- The problem: Pick out each line with the word "What" from the material that follows.

Records from a dataset
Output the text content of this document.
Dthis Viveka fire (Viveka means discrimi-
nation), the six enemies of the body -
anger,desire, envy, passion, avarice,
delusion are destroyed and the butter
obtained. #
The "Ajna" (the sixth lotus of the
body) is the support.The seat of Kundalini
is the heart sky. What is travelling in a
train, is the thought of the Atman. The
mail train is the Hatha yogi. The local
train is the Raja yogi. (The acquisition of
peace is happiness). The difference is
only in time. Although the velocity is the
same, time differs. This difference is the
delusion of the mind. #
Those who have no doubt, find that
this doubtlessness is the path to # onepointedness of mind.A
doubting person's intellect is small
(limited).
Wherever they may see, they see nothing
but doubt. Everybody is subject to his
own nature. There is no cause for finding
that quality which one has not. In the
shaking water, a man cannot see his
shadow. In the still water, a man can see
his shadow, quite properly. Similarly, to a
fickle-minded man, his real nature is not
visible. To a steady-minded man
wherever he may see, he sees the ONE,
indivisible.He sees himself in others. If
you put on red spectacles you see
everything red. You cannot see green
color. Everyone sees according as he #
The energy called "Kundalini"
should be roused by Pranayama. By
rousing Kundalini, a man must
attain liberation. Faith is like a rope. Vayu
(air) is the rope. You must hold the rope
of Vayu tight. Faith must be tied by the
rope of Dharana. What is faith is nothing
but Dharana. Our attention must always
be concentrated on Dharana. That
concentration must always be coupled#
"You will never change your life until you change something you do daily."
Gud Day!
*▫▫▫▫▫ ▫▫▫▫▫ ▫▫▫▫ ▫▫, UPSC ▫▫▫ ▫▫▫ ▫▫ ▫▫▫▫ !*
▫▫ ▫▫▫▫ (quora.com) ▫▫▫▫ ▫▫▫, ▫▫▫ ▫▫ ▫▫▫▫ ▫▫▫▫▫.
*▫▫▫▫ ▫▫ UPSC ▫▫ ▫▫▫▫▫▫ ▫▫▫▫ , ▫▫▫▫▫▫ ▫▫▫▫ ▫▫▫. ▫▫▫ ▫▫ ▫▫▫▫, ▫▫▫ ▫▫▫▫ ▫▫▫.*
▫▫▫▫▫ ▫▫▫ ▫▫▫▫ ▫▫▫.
* * *
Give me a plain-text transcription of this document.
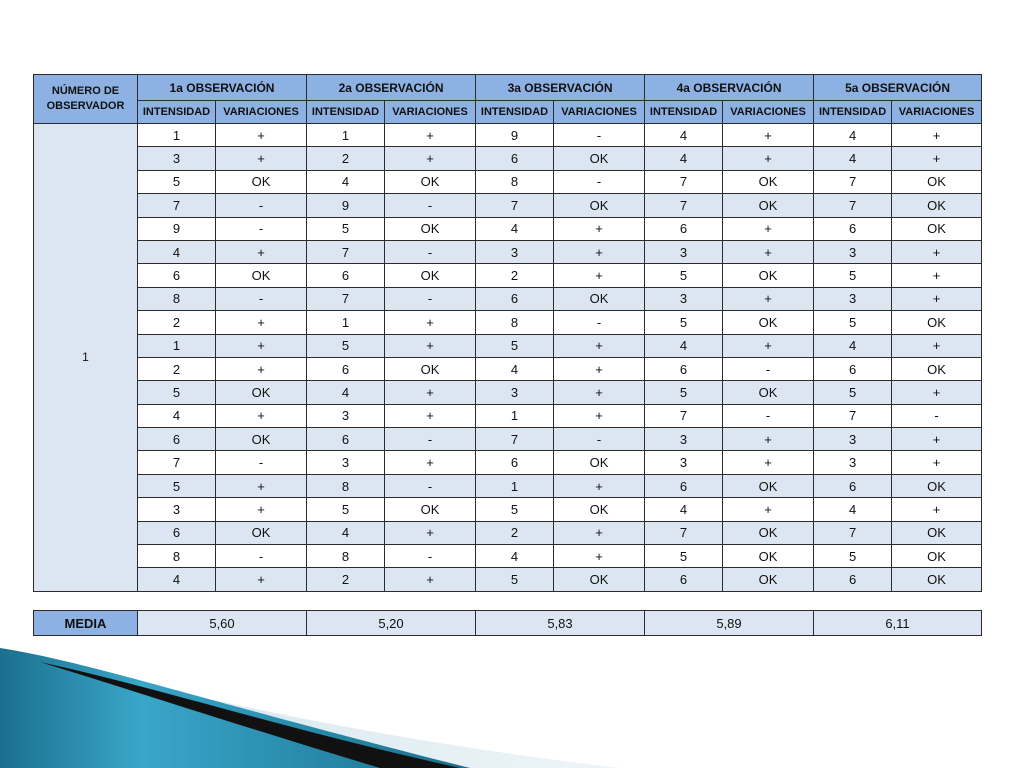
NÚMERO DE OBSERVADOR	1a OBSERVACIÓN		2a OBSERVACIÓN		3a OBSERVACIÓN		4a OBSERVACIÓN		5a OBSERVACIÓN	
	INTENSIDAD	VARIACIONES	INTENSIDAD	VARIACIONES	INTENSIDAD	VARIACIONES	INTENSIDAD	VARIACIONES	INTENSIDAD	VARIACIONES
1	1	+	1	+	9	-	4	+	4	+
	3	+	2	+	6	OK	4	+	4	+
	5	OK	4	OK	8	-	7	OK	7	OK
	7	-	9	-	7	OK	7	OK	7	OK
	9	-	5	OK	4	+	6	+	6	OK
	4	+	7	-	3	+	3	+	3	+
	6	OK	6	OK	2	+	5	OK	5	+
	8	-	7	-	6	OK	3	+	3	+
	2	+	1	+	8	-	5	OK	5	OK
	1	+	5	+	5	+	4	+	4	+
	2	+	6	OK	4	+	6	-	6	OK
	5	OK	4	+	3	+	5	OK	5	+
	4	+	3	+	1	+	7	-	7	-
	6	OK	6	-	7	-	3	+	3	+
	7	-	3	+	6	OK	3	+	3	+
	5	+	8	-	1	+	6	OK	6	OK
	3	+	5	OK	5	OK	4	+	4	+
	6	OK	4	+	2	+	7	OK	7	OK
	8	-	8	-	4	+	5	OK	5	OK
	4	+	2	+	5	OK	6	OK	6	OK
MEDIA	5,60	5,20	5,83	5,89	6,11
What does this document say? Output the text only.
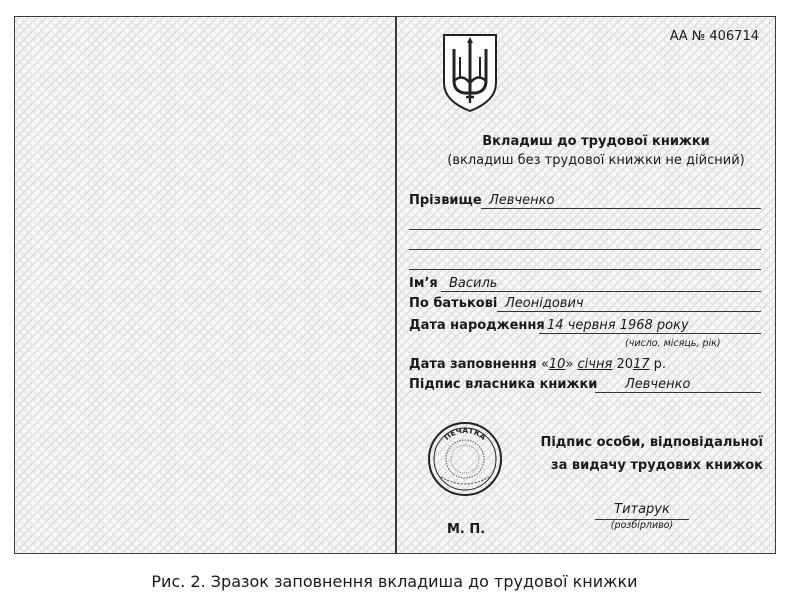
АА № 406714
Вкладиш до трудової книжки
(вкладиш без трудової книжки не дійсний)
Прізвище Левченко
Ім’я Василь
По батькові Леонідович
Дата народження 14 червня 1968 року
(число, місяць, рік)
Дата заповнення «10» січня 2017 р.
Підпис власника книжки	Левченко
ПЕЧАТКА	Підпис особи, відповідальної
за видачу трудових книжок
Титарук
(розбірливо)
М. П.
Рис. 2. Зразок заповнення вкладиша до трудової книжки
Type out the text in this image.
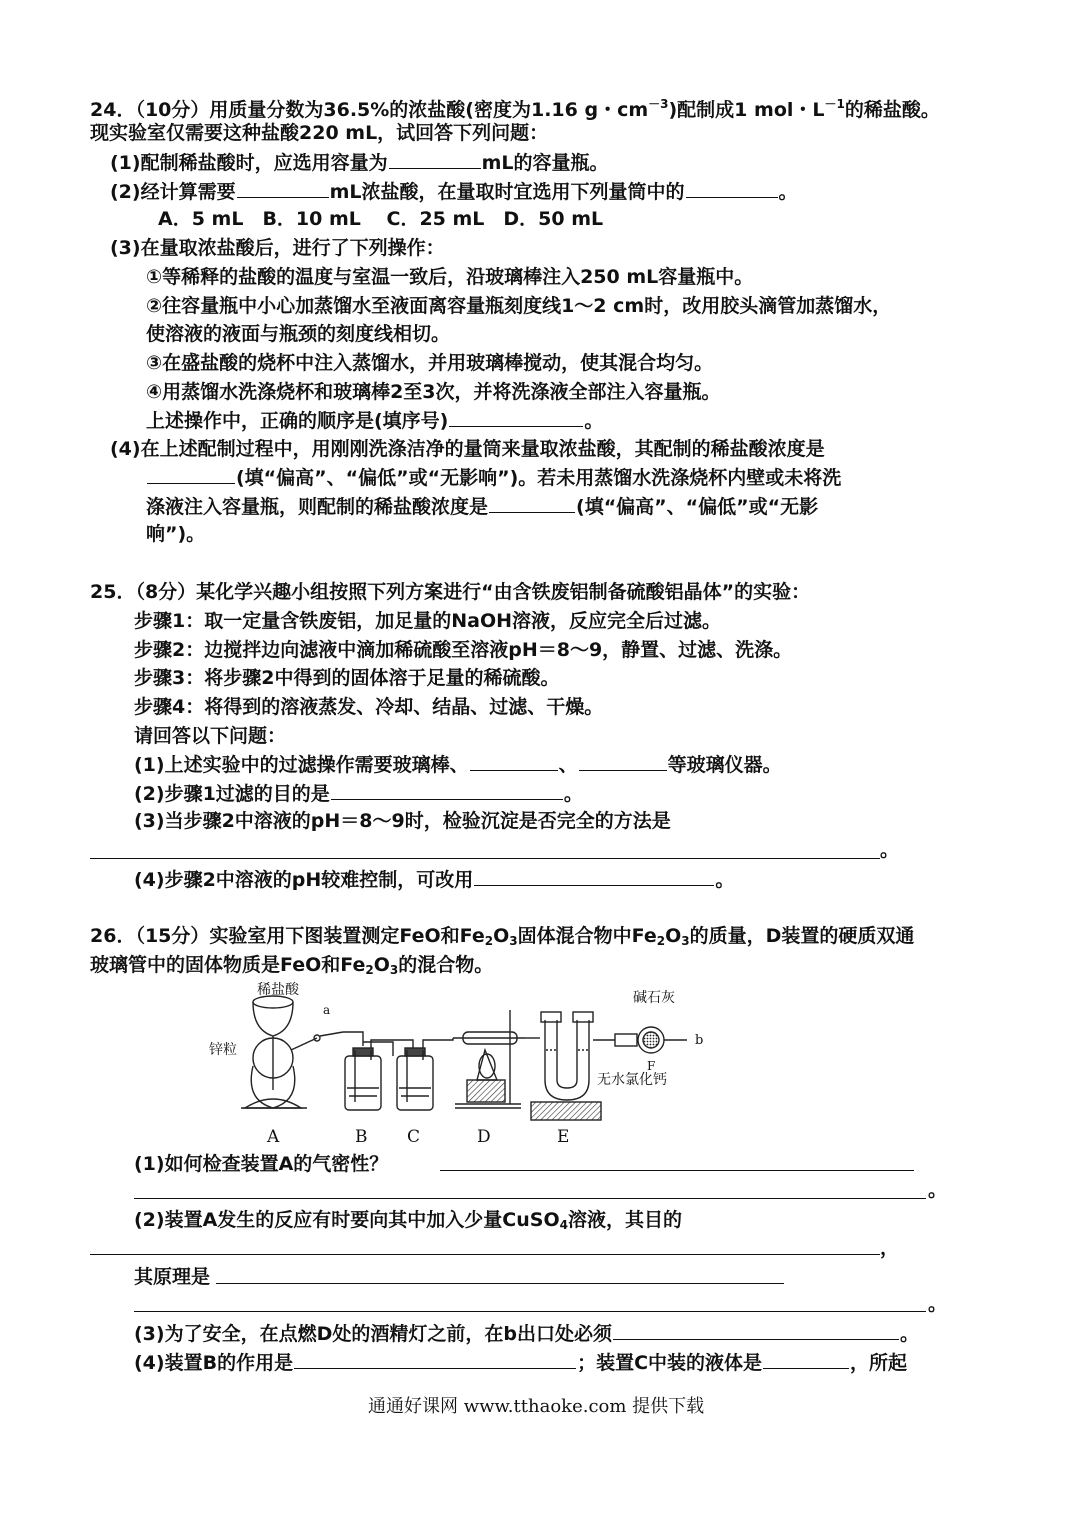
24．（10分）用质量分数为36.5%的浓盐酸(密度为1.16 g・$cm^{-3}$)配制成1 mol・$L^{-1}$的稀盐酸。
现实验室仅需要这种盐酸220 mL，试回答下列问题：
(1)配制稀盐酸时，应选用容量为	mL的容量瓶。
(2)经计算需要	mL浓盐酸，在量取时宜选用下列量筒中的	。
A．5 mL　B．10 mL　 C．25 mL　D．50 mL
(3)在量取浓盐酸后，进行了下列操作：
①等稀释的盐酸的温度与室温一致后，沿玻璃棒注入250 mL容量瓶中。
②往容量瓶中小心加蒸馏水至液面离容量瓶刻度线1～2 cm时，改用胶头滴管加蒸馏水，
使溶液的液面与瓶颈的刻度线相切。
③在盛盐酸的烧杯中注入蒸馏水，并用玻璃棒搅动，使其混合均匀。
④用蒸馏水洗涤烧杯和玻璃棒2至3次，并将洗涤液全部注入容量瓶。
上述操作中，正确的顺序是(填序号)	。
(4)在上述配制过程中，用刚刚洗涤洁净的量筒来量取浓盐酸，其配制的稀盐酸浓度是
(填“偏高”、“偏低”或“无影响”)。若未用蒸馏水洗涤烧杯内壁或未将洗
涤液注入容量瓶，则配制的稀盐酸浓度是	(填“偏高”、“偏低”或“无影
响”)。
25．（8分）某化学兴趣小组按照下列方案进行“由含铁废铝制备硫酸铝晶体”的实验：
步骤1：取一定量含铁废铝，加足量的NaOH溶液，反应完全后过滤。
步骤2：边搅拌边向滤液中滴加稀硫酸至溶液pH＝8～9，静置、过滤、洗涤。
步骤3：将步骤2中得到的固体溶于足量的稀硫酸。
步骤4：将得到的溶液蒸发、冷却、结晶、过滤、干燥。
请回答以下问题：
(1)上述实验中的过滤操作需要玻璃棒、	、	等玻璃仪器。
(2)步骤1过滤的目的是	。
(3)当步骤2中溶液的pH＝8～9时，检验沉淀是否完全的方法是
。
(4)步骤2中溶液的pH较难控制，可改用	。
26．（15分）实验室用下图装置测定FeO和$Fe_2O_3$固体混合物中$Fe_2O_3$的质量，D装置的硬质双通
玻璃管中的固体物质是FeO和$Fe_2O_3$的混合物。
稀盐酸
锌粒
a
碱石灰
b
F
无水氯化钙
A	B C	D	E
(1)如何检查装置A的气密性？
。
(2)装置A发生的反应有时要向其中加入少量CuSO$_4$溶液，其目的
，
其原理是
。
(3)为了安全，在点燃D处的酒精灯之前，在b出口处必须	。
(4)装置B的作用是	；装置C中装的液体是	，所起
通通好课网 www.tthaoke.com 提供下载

- Final answer:
is the heart sky. What is travelling in a
rope of Dharana. What is faith is nothing
What does this document say? Output the text only.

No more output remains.